SHORT PROBLEM » In the material below, find every line with "status" and pull it out.

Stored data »
##########
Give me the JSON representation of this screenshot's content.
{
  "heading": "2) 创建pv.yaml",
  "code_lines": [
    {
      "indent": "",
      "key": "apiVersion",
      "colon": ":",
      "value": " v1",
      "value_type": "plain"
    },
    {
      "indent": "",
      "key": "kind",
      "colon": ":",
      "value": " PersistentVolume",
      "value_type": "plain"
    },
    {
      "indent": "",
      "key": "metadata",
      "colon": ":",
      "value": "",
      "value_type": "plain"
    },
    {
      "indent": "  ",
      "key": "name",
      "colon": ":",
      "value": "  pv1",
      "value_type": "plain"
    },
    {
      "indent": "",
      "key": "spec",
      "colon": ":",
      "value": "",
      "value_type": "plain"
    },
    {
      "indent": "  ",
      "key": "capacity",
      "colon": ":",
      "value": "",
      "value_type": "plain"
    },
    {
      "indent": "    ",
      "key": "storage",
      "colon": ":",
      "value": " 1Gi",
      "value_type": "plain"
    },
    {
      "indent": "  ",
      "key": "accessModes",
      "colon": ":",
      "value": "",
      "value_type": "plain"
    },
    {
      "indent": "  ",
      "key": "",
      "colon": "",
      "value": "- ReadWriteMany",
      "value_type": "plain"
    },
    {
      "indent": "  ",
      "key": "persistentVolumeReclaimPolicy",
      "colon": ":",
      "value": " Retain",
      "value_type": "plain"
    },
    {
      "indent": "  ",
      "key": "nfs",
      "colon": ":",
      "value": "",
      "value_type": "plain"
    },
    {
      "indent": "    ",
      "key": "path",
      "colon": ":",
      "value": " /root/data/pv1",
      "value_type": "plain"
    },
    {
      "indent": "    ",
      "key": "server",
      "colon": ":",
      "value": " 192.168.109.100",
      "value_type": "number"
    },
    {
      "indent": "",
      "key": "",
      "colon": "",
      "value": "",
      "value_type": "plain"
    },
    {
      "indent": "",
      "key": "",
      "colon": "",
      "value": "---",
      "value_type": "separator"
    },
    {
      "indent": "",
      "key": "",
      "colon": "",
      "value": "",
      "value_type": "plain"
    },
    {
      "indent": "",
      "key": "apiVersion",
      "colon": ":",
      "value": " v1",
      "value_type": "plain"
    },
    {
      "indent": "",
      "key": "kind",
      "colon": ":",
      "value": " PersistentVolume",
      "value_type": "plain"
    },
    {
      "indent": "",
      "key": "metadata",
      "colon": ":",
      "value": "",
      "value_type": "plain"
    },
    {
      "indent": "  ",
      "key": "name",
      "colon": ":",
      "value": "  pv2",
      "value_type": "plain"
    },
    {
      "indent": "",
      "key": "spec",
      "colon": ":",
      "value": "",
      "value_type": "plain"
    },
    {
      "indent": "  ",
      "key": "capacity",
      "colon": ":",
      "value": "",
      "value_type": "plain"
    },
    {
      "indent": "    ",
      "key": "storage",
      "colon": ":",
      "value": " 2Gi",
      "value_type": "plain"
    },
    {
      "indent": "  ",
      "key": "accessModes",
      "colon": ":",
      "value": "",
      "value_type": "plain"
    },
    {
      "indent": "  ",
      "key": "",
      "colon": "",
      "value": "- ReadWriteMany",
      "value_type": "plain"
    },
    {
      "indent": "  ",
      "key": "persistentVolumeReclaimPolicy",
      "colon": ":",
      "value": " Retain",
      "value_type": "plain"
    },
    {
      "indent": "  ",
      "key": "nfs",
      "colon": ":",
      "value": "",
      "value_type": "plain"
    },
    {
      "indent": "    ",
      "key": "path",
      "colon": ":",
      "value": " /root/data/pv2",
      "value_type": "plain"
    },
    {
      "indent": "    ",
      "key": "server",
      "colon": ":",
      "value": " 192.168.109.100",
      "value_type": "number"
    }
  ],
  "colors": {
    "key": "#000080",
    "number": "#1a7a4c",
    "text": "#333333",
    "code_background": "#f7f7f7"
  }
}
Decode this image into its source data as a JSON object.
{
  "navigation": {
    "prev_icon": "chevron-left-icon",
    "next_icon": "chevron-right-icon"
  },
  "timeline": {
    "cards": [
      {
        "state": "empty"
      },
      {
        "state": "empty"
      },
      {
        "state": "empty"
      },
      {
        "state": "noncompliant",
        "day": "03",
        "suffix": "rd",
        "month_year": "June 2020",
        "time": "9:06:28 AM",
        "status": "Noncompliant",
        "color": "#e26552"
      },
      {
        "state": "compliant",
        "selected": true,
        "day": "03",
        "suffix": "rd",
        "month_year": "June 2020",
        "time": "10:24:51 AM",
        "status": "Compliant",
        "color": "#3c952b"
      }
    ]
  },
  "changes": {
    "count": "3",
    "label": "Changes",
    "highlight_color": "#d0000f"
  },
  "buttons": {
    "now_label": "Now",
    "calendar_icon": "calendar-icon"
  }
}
##########
TASK RESPONSE »
        "status": "Noncompliant",
        "status": "Compliant",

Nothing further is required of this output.